**Input:**

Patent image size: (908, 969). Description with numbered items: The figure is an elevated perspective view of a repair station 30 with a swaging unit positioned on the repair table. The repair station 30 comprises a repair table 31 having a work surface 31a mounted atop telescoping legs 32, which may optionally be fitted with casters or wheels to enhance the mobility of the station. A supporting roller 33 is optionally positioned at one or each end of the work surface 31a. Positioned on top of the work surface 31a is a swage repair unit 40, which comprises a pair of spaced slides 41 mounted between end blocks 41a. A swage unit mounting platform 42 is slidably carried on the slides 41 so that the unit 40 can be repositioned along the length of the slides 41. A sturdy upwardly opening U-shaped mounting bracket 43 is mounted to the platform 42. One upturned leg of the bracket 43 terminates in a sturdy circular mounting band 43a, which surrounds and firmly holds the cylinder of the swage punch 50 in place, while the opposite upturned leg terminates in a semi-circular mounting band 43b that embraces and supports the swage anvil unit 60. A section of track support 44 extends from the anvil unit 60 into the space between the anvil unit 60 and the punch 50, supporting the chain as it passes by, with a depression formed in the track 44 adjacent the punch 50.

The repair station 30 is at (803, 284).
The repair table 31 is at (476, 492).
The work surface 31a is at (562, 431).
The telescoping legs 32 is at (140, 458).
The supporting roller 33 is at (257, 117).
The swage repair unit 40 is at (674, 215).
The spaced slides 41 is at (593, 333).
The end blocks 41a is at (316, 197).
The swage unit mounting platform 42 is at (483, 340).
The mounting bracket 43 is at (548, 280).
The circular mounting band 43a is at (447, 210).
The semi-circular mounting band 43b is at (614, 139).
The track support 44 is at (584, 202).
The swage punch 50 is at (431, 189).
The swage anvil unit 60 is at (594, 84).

**Your instructions:**
Pick out each line above that contains the word "band", and copy those lines.

**Answer to this exercise:**
Patent image size: (908, 969). Description with numbered items: The figure is an elevated perspective view of a repair station 30 with a swaging unit positioned on the repair table. The repair station 30 comprises a repair table 31 having a work surface 31a mounted atop telescoping legs 32, which may optionally be fitted with casters or wheels to enhance the mobility of the station. A supporting roller 33 is optionally positioned at one or each end of the work surface 31a. Positioned on top of the work surface 31a is a swage repair unit 40, which comprises a pair of spaced slides 41 mounted between end blocks 41a. A swage unit mounting platform 42 is slidably carried on the slides 41 so that the unit 40 can be repositioned along the length of the slides 41. A sturdy upwardly opening U-shaped mounting bracket 43 is mounted to the platform 42. One upturned leg of the bracket 43 terminates in a sturdy circular mounting band 43a, which surrounds and firmly holds the cylinder of the swage punch 50 in place, while the opposite upturned leg terminates in a semi-circular mounting band 43b that embraces and supports the swage anvil unit 60. A section of track support 44 extends from the anvil unit 60 into the space between the anvil unit 60 and the punch 50, supporting the chain as it passes by, with a depression formed in the track 44 adjacent the punch 50.
The circular mounting band 43a is at (447, 210).
The semi-circular mounting band 43b is at (614, 139).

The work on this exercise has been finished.